**Passage to read**
┌──

On February 6, 2015, Edwin Bazini, a purported Partnership
unitholder, filed a class action complaint on behalf of the
Partnership's common unitholders in the United States District
Court for the Northern District of Texas (the "Bazini Lawsuit").
The allegations, claims, and relief sought in the Bazini Lawsuit
are nearly identical to those in the Blankman Lawsuit.

Each of these lawsuits is at a preliminary stage. "We cannot
predict the outcome of these or any other lawsuits that might be
filed, nor can we predict the amount of time and expense that will
be required to resolve these lawsuits. The Partnership and the
other defendants named in the lawsuits intend to defend vigorously
against these and any other actions," the Company said.


REGENCY ENERGY: Faces "Hinnau" ETP Merger Shareholder Litigation
----------------------------------------------------------------
Regency Energy Partners LP said in its Form 10-K Report filed with
the Securities and Exchange Commission on February 27, 2015, for
the fiscal year ended December 31, 2014, that following the
January 26, 2015 announcement of the definitive merger agreement
with Energy Transfer Partners, L.P., purported Partnership
unitholders filed lawsuits in state and federal courts in Dallas,
Texas asserting claims relating to the proposed transaction.

On February 11, 2015, Mark Hinnau, a purported Partnership
unitholder, filed a class action complaint on behalf of the
Partnership's common unitholders in the United States District
Court for the Northern District of Texas (the "Hinnau Lawsuit").
The allegations, claims, and relief sought in the Hinnau Lawsuit
are nearly identical to those in the Blankman Lawsuit.

Each of these lawsuits is at a preliminary stage. "We cannot
predict the outcome of these or any other lawsuits that might be
filed, nor can we predict the amount of time and expense that will
be required to resolve these lawsuits. The Partnership and the
other defendants named in the lawsuits intend to defend vigorously
against these and any other actions," the Company said.


REGENCY ENERGY: Faces "Weaver" ETP Merger Shareholder Litigation
----------------------------------------------------------------
Regency Energy Partners LP said in its Form 10-K Report filed with
the Securities and Exchange Commission on February 27, 2015, for
the fiscal year ended December 31, 2014, that following the
January 26, 2015 announcement of the definitive merger agreement
with Energy Transfer Partners, L.P., purported Partnership
unitholders filed lawsuits in state and federal courts in Dallas,
Texas asserting claims relating to the proposed transaction.

On February 11, 2015, Stephen Weaver, a purported Partnership
unitholder, filed a class action complaint on behalf of the
Partnership's common unitholders in the United States District
Court for the Northern District of Texas (the "Weaver Lawsuit").
The allegations, claims, and relief sought in the Weaver Lawsuit
are nearly identical to those in the Blankman Lawsuit.

Each of these lawsuits is at a preliminary stage. "We cannot
predict the outcome of these or any other lawsuits that might be
filed, nor can we predict the amount of time and expense that will
be required to resolve these lawsuits. The Partnership and the
other defendants named in the lawsuits intend to defend vigorously
against these and any other actions," the Company said.

└──

**Short problem 1**
Copy everything in the records from the start down to the line containing "data-point [305,298,312,331]", swapping "x-tick-label" for "x-axis-tick" and leaving the rest untouched.
The text and the records come from unrelated sources.

**Given data**
┌──

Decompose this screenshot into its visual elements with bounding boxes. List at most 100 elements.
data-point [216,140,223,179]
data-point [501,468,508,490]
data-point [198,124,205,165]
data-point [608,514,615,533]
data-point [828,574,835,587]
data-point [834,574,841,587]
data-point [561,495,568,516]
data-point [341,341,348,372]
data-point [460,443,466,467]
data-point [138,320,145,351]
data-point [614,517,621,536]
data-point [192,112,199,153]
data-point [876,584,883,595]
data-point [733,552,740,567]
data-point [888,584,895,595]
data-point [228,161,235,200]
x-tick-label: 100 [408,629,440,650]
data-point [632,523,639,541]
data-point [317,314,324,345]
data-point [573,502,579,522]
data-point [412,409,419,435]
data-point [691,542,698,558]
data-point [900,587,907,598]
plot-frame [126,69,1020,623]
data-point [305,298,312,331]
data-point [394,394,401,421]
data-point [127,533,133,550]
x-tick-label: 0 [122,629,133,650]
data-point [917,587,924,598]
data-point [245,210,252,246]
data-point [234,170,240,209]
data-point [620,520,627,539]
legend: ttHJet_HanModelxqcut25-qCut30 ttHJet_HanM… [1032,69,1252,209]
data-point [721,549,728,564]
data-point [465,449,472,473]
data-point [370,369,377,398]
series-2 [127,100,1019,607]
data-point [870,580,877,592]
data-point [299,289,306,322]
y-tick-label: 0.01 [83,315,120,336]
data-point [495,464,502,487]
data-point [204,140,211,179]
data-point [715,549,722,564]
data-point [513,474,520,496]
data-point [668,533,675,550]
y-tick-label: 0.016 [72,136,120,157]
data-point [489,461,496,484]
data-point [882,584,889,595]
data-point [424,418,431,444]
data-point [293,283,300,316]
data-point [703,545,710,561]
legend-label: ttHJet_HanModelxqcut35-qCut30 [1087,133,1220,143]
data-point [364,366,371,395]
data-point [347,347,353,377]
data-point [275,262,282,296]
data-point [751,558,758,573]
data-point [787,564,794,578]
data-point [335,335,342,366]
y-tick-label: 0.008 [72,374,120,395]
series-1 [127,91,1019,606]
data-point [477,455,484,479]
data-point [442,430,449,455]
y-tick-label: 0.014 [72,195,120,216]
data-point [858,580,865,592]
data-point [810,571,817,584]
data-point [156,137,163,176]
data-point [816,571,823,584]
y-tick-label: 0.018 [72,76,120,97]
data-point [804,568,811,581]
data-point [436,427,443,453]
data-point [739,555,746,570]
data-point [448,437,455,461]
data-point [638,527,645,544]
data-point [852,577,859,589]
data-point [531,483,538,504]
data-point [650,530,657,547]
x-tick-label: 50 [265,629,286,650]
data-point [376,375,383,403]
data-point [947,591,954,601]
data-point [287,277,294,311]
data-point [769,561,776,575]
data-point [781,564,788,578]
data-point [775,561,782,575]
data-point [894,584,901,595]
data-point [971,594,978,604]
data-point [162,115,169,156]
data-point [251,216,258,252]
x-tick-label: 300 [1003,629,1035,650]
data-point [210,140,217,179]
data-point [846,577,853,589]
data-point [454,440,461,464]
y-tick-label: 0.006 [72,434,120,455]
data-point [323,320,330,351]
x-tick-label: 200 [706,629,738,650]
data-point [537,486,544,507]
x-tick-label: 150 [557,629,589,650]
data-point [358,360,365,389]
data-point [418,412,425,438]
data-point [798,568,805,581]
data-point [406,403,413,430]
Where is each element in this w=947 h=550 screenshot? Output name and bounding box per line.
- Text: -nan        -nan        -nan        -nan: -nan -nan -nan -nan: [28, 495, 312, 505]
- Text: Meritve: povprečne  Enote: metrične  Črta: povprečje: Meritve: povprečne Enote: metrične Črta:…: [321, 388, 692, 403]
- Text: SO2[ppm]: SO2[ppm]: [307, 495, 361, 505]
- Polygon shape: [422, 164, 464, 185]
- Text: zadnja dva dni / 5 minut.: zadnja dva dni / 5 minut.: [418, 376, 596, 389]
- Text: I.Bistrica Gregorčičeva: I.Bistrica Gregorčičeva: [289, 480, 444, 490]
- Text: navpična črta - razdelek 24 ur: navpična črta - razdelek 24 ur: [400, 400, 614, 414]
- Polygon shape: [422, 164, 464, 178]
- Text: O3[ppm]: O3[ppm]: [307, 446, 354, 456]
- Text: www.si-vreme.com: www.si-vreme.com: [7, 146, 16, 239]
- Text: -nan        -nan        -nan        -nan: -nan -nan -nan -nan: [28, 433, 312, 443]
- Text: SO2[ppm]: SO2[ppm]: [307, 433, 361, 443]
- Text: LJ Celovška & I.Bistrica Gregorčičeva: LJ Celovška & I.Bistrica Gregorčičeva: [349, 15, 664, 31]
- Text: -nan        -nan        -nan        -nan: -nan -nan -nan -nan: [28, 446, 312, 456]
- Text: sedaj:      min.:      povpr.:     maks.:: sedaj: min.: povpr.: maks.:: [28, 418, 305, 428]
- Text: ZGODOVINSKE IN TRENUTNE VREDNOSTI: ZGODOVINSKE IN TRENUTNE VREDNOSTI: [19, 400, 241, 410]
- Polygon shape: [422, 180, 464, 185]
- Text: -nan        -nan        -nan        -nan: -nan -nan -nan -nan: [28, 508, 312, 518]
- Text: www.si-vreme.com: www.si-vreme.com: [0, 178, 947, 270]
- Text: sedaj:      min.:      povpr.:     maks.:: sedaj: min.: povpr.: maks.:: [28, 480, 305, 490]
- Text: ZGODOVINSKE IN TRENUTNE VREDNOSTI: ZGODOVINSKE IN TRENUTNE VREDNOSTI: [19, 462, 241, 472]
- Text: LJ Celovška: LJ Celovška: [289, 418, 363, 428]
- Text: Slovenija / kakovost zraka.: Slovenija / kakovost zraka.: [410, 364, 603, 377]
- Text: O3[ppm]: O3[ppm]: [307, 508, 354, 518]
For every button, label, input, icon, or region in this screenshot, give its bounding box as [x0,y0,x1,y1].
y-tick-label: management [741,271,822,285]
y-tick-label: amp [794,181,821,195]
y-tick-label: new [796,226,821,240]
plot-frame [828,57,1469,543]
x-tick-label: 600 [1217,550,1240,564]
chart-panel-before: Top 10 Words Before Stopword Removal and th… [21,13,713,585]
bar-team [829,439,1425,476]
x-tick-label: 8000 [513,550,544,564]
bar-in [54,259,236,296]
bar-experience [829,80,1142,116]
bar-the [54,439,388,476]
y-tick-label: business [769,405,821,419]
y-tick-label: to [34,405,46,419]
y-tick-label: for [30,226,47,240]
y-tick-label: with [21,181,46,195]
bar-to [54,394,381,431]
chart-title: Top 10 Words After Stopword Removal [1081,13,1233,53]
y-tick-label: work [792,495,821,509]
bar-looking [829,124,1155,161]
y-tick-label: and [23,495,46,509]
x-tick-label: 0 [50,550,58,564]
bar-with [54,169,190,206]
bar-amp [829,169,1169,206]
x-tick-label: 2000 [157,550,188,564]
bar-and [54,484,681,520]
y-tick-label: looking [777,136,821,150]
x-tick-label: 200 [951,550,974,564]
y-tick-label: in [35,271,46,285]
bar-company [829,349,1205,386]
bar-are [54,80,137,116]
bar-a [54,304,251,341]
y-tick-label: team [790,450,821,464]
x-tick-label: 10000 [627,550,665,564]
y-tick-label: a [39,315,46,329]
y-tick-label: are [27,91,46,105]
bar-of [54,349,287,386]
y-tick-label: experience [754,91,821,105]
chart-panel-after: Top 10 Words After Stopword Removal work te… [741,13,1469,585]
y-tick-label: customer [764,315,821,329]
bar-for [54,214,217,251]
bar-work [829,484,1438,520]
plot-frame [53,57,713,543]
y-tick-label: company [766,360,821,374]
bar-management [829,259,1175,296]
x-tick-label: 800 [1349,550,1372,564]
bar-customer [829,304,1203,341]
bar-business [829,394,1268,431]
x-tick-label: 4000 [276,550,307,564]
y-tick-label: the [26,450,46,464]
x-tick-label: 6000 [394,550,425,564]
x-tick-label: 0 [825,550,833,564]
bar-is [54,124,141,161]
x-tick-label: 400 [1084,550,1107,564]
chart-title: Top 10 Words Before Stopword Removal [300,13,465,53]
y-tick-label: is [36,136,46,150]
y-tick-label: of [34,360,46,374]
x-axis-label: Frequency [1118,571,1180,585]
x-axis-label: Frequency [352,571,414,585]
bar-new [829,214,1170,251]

└──

**Short problem 2**
According to the Regency Energy lawsuit report, on what date did Mark Hinnau file his class action complaint?

**Worked answer 1**
Decompose this screenshot into its visual elements with bounding boxes. List at most 100 elements.
data-point [216,140,223,179]
data-point [501,468,508,490]
data-point [198,124,205,165]
data-point [608,514,615,533]
data-point [828,574,835,587]
data-point [834,574,841,587]
data-point [561,495,568,516]
data-point [341,341,348,372]
data-point [460,443,466,467]
data-point [138,320,145,351]
data-point [614,517,621,536]
data-point [192,112,199,153]
data-point [876,584,883,595]
data-point [733,552,740,567]
data-point [888,584,895,595]
data-point [228,161,235,200]
x-axis-tick: 100 [408,629,440,650]
data-point [632,523,639,541]
data-point [317,314,324,345]
data-point [573,502,579,522]
data-point [412,409,419,435]
data-point [691,542,698,558]
data-point [900,587,907,598]
plot-frame [126,69,1020,623]
data-point [305,298,312,331]

**Worked answer 2**
February 11, 2015